### WORK TO COMPLETE
Please print the lines below exactly as they appear, leaving out the picture.
BEGIN PROVIDED INFORMATION
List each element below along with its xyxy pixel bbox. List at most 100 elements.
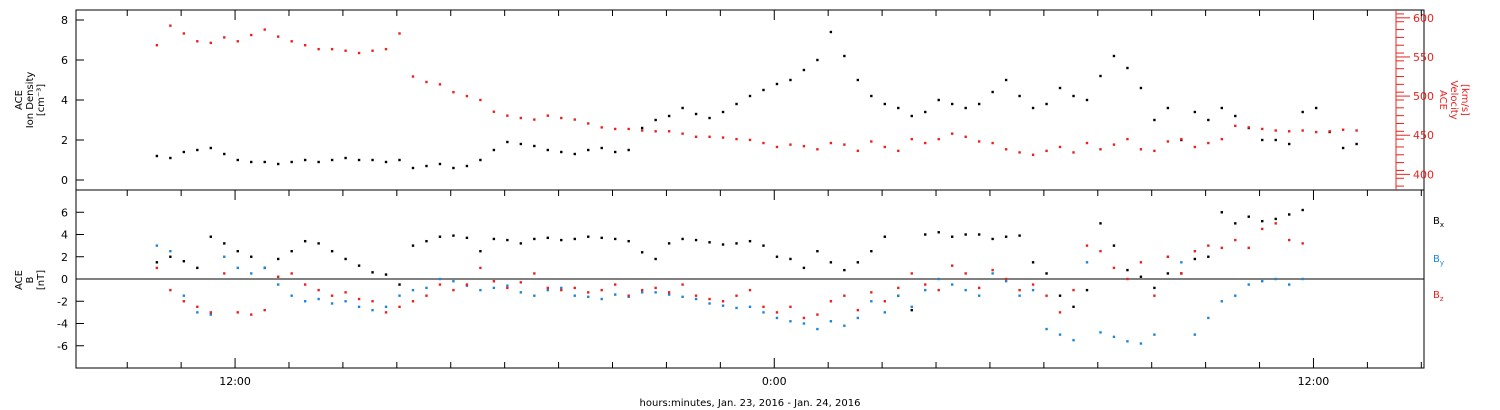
bx-point [1072, 305, 1075, 309]
velocity-point [236, 40, 239, 43]
density-point [182, 150, 186, 154]
bz-point [1018, 288, 1021, 292]
bz-point [169, 288, 172, 292]
bz-point [533, 272, 536, 275]
density-point [789, 78, 792, 82]
velocity-point [816, 148, 819, 151]
right-ytick-label: 500 [1413, 90, 1434, 103]
bz-point [964, 272, 967, 275]
velocity-point [735, 137, 738, 141]
bx-point [155, 261, 159, 264]
density-point [1355, 142, 1358, 146]
density-point [411, 166, 415, 170]
bx-point [169, 255, 172, 258]
density-point [303, 158, 307, 162]
by-point [223, 255, 226, 258]
density-point [330, 158, 334, 162]
bx-point [816, 249, 819, 253]
velocity-point [1288, 130, 1291, 133]
by-point [357, 305, 361, 309]
density-point [667, 114, 671, 118]
bx-point [506, 238, 509, 242]
by-point [708, 302, 711, 305]
bz-point [829, 300, 833, 303]
bx-point [762, 244, 765, 247]
bz-point [209, 311, 212, 314]
density-point [1085, 98, 1089, 102]
by-point [1180, 261, 1183, 264]
by-point [1261, 280, 1264, 283]
bx-point [694, 238, 698, 242]
by-point [802, 322, 806, 325]
by-point [236, 266, 239, 270]
velocity-point [317, 47, 320, 51]
velocity-point [384, 47, 388, 51]
by-point [182, 294, 186, 297]
bz-point [263, 308, 266, 312]
density-point [546, 148, 549, 152]
bottom-ytick-label: -4 [57, 318, 68, 331]
bx-point [627, 239, 630, 243]
by-point [667, 293, 671, 296]
x-tick-label: 0:00 [762, 375, 787, 388]
velocity-point [748, 138, 752, 142]
density-point [1207, 118, 1210, 122]
by-point [1234, 294, 1237, 297]
density-point [1166, 106, 1170, 110]
density-point [614, 150, 617, 154]
right-ytick-label: 400 [1413, 168, 1434, 181]
by-point [789, 320, 792, 323]
density-point [1072, 94, 1075, 98]
bx-point [951, 235, 954, 238]
bx-point [546, 236, 549, 240]
by-point [1072, 338, 1075, 342]
by-point [452, 280, 455, 283]
bz-point [937, 288, 940, 292]
by-point [519, 291, 523, 294]
bz-point [870, 291, 873, 294]
bz-point [1139, 261, 1143, 264]
velocity-point [1314, 130, 1318, 134]
bx-point [977, 233, 981, 236]
velocity-point [991, 141, 994, 145]
density-point [506, 140, 509, 144]
density-point [425, 164, 428, 168]
velocity-point [169, 24, 172, 27]
bz-point [721, 300, 725, 303]
by-point [843, 324, 846, 327]
density-point [398, 158, 401, 162]
density-point [465, 164, 469, 168]
by-point [196, 311, 199, 314]
bz-point [897, 286, 900, 290]
density-point [816, 58, 819, 62]
bz-point [465, 283, 469, 286]
velocity-point [802, 144, 806, 148]
bx-point [519, 242, 523, 245]
bz-point [910, 272, 913, 275]
by-point [977, 294, 981, 297]
bx-point [236, 249, 239, 253]
bz-point [843, 294, 846, 297]
velocity-point [425, 80, 428, 84]
bx-point [277, 257, 280, 261]
bx-point [438, 235, 442, 238]
bz-point [344, 291, 347, 294]
velocity-point [1072, 151, 1075, 154]
bz-point [681, 283, 684, 286]
density-point [1301, 110, 1304, 114]
by-point [1193, 333, 1197, 336]
velocity-point [843, 143, 846, 146]
density-point [560, 150, 563, 154]
by-point [775, 316, 779, 320]
bz-point [924, 283, 927, 286]
density-point [937, 98, 940, 102]
bx-point [1234, 222, 1237, 225]
bz-point [223, 272, 226, 275]
bz-point [1126, 277, 1129, 281]
velocity-point [775, 145, 779, 149]
velocity-point [1355, 129, 1358, 132]
bx-point [910, 308, 913, 312]
density-point [802, 68, 806, 72]
velocity-point [1126, 137, 1129, 141]
by-point [681, 295, 684, 298]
END PROVIDED INFORMATION
### FINAL ANSWER
List each element below along with its xyxy pixel bbox. List at most 100 elements.
bx-point [1072, 305, 1075, 309]
velocity-point [236, 40, 239, 43]
density-point [182, 150, 186, 154]
bz-point [1018, 288, 1021, 292]
bz-point [169, 288, 172, 292]
bz-point [533, 272, 536, 275]
density-point [789, 78, 792, 82]
velocity-point [816, 148, 819, 151]
right-ytick-label: 500 [1413, 90, 1434, 103]
bz-point [964, 272, 967, 275]
velocity-point [735, 137, 738, 141]
bx-point [155, 261, 159, 264]
density-point [1355, 142, 1358, 146]
density-point [411, 166, 415, 170]
bx-point [169, 255, 172, 258]
density-point [303, 158, 307, 162]
by-point [223, 255, 226, 258]
density-point [330, 158, 334, 162]
bx-point [816, 249, 819, 253]
velocity-point [1288, 130, 1291, 133]
by-point [357, 305, 361, 309]
density-point [667, 114, 671, 118]
bx-point [506, 238, 509, 242]
by-point [708, 302, 711, 305]
bz-point [829, 300, 833, 303]
bx-point [762, 244, 765, 247]
bz-point [209, 311, 212, 314]
density-point [1085, 98, 1089, 102]
by-point [1180, 261, 1183, 264]
by-point [1261, 280, 1264, 283]
bx-point [694, 238, 698, 242]
by-point [802, 322, 806, 325]
by-point [236, 266, 239, 270]
velocity-point [317, 47, 320, 51]
velocity-point [384, 47, 388, 51]
by-point [182, 294, 186, 297]
bz-point [263, 308, 266, 312]
density-point [546, 148, 549, 152]
bottom-ytick-label: -4 [57, 318, 68, 331]
bx-point [627, 239, 630, 243]
by-point [667, 293, 671, 296]
x-tick-label: 0:00 [762, 375, 787, 388]
velocity-point [748, 138, 752, 142]
density-point [1207, 118, 1210, 122]
by-point [1234, 294, 1237, 297]
density-point [1166, 106, 1170, 110]
density-point [614, 150, 617, 154]
right-ytick-label: 400 [1413, 168, 1434, 181]
by-point [789, 320, 792, 323]
density-point [1072, 94, 1075, 98]
bx-point [951, 235, 954, 238]
bx-point [546, 236, 549, 240]
by-point [1072, 338, 1075, 342]
by-point [452, 280, 455, 283]
bz-point [937, 288, 940, 292]
by-point [519, 291, 523, 294]
bz-point [870, 291, 873, 294]
bz-point [1139, 261, 1143, 264]
velocity-point [1314, 130, 1318, 134]
bx-point [977, 233, 981, 236]
velocity-point [991, 141, 994, 145]
density-point [506, 140, 509, 144]
density-point [425, 164, 428, 168]
velocity-point [169, 24, 172, 27]
bz-point [721, 300, 725, 303]
by-point [843, 324, 846, 327]
density-point [398, 158, 401, 162]
density-point [465, 164, 469, 168]
by-point [196, 311, 199, 314]
bz-point [897, 286, 900, 290]
density-point [816, 58, 819, 62]
bz-point [465, 283, 469, 286]
velocity-point [802, 144, 806, 148]
bx-point [519, 242, 523, 245]
bz-point [910, 272, 913, 275]
by-point [977, 294, 981, 297]
bx-point [236, 249, 239, 253]
bz-point [843, 294, 846, 297]
velocity-point [425, 80, 428, 84]
bx-point [277, 257, 280, 261]
bx-point [438, 235, 442, 238]
bz-point [344, 291, 347, 294]
velocity-point [1072, 151, 1075, 154]
bz-point [681, 283, 684, 286]
density-point [1301, 110, 1304, 114]
by-point [1193, 333, 1197, 336]
velocity-point [843, 143, 846, 146]
density-point [560, 150, 563, 154]
by-point [775, 316, 779, 320]
bz-point [924, 283, 927, 286]
density-point [937, 98, 940, 102]
bx-point [1234, 222, 1237, 225]
bz-point [223, 272, 226, 275]
bz-point [1126, 277, 1129, 281]
velocity-point [775, 145, 779, 149]
velocity-point [1355, 129, 1358, 132]
bx-point [910, 308, 913, 312]
density-point [802, 68, 806, 72]
velocity-point [1126, 137, 1129, 141]
by-point [681, 295, 684, 298]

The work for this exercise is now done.